### Extracted data entries
————
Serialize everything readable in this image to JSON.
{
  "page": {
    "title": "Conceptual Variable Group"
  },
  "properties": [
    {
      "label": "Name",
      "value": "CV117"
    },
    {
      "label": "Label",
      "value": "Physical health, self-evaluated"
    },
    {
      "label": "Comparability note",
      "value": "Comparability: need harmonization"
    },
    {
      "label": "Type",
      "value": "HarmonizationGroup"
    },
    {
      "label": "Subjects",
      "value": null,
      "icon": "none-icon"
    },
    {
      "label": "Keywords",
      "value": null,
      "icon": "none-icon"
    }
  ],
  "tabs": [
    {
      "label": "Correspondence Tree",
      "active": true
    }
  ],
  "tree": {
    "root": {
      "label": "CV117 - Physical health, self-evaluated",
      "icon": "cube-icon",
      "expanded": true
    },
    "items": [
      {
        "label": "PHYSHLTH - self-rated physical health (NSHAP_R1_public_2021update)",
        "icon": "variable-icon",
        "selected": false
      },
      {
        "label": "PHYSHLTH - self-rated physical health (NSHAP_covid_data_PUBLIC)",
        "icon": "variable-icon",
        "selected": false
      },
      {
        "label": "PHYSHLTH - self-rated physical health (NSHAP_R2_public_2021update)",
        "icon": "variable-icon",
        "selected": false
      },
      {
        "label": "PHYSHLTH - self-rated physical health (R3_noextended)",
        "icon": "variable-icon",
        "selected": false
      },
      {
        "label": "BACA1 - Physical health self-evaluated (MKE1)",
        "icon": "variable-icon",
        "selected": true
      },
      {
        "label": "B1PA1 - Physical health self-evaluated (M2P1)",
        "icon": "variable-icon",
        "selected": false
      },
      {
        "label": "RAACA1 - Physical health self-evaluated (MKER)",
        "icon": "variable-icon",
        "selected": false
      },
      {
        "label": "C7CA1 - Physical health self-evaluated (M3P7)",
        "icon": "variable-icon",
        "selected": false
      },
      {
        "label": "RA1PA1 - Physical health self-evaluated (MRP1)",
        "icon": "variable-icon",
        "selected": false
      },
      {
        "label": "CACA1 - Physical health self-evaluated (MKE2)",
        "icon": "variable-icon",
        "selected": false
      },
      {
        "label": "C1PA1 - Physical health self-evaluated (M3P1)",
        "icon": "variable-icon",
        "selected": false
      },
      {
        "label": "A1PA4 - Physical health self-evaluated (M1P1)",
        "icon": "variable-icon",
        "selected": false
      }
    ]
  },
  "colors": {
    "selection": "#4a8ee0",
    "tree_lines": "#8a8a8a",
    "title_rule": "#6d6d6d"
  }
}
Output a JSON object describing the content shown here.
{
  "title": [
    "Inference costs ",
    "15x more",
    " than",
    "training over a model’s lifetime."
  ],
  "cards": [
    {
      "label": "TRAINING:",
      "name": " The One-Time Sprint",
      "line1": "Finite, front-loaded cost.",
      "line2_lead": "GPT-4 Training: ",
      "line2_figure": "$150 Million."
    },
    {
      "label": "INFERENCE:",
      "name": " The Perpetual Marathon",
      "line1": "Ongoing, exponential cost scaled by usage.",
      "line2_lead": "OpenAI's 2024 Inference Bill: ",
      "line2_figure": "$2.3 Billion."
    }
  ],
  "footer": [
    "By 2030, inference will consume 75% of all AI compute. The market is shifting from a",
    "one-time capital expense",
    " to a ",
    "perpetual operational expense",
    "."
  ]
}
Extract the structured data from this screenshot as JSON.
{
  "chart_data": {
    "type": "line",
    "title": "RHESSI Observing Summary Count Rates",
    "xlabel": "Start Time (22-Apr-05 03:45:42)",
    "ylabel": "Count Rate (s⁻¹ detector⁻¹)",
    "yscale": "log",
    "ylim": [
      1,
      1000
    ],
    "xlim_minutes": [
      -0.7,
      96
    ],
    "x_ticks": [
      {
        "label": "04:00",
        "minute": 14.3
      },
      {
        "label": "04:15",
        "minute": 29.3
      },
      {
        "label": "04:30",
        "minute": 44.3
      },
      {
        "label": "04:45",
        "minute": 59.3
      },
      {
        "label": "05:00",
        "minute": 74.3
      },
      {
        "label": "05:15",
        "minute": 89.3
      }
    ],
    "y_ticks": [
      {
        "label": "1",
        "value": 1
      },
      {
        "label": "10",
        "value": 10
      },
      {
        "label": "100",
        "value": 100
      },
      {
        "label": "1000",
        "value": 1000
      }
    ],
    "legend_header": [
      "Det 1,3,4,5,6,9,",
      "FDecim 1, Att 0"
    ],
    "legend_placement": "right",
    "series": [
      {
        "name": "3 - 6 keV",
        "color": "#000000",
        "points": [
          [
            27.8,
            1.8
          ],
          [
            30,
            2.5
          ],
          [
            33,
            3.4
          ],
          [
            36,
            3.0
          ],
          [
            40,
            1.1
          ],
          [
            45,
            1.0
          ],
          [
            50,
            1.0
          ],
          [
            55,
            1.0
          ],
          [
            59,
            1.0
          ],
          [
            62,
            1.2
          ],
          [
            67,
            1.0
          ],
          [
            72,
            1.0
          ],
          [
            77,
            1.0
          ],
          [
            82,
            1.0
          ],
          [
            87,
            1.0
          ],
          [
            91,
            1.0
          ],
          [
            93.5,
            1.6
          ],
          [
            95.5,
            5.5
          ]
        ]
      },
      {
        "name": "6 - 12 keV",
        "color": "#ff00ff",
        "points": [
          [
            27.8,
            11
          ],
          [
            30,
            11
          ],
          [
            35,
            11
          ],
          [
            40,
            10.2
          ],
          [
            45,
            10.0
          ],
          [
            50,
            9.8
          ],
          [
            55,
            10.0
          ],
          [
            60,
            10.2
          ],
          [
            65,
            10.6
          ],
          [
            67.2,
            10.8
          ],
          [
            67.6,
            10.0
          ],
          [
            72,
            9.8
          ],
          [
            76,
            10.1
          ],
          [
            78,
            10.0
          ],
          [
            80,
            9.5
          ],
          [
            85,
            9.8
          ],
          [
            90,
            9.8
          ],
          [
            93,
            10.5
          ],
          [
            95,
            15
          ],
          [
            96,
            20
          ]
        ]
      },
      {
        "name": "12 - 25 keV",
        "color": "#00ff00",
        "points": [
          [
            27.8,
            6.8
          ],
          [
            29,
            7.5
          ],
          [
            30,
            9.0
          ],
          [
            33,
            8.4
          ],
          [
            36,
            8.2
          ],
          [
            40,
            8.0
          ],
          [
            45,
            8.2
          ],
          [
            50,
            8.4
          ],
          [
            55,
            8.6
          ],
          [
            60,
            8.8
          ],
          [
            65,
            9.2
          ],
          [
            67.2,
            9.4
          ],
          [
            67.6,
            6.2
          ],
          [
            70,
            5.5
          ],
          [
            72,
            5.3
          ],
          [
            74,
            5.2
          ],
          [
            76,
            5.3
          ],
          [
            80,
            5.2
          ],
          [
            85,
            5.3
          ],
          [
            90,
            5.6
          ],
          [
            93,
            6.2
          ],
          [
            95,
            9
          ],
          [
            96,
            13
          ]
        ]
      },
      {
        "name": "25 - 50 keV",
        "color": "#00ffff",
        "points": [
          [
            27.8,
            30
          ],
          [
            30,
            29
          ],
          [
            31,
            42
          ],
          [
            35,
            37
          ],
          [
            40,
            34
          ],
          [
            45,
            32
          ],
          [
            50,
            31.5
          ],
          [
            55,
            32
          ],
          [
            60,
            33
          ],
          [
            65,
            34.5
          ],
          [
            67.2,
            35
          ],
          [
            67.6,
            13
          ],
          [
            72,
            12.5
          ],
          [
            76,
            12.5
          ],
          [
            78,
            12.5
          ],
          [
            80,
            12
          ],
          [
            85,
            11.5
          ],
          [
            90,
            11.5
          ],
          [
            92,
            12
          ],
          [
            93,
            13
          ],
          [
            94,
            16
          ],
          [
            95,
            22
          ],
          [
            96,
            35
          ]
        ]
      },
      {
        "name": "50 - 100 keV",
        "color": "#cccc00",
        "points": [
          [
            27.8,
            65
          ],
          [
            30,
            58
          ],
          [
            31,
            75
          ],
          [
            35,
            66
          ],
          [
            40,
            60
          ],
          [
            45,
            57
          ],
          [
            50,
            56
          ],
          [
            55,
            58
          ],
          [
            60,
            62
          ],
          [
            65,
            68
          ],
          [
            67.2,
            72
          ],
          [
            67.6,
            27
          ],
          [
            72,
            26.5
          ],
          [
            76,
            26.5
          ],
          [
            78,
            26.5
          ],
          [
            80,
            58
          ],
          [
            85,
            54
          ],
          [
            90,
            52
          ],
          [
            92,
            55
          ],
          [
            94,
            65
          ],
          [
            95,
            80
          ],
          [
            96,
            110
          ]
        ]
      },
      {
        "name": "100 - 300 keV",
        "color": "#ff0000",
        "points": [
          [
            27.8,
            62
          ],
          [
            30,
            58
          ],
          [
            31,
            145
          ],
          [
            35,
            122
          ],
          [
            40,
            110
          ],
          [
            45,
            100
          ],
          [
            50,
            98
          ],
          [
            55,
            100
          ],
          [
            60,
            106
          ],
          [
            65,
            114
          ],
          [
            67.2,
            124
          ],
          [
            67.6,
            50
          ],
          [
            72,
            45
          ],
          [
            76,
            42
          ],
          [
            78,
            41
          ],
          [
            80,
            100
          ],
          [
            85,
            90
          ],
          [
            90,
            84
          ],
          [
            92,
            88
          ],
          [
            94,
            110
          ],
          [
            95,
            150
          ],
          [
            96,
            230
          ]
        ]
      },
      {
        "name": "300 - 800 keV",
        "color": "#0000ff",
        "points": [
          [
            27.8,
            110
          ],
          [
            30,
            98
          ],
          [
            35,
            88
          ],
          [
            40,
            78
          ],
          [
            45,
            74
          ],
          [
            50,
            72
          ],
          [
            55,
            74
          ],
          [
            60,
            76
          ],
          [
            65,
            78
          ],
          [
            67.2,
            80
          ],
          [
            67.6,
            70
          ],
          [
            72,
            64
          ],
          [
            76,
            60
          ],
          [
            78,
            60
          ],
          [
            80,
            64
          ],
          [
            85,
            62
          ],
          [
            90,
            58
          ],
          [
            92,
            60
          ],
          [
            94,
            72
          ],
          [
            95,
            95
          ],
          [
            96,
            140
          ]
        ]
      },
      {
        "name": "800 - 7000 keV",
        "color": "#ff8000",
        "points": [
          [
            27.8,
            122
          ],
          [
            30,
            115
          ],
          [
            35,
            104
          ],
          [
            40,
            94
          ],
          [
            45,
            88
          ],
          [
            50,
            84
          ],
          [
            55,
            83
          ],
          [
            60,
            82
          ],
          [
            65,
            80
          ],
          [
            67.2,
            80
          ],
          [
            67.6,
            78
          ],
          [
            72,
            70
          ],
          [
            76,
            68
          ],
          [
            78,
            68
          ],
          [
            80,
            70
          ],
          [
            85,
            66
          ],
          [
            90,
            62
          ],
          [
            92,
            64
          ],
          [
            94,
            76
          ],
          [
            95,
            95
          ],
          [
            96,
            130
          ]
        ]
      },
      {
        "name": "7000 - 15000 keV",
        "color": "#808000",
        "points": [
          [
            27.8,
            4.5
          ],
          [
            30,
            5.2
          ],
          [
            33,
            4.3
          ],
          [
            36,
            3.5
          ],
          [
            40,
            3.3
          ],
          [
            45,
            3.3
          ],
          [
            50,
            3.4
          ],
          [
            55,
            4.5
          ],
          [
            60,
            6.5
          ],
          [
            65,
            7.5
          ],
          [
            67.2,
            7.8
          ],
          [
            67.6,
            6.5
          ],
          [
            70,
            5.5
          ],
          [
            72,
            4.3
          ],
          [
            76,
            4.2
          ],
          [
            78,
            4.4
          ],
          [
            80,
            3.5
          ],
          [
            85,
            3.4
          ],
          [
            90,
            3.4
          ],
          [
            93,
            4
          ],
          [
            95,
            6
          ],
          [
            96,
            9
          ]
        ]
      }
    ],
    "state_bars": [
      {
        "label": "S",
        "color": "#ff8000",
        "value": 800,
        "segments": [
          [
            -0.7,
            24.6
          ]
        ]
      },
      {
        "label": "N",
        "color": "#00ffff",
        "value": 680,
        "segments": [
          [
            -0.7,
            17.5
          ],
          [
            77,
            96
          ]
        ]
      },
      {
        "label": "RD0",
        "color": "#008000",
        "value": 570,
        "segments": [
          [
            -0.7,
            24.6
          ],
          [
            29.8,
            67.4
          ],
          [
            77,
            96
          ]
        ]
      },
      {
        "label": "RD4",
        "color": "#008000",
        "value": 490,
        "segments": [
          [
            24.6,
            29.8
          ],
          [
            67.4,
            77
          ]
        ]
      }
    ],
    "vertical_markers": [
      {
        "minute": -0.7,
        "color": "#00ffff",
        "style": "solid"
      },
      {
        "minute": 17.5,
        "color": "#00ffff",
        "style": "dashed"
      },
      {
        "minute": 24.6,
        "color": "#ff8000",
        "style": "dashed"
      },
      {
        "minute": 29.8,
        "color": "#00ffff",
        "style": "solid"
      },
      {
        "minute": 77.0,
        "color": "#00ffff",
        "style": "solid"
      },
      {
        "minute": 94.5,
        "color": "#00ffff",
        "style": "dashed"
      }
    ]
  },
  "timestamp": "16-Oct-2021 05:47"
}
————
### Stated task
Copy out all lines from the material above that contain the string "Comparability".

### The reply
      "label": "Comparability note",
      "value": "Comparability: need harmonization"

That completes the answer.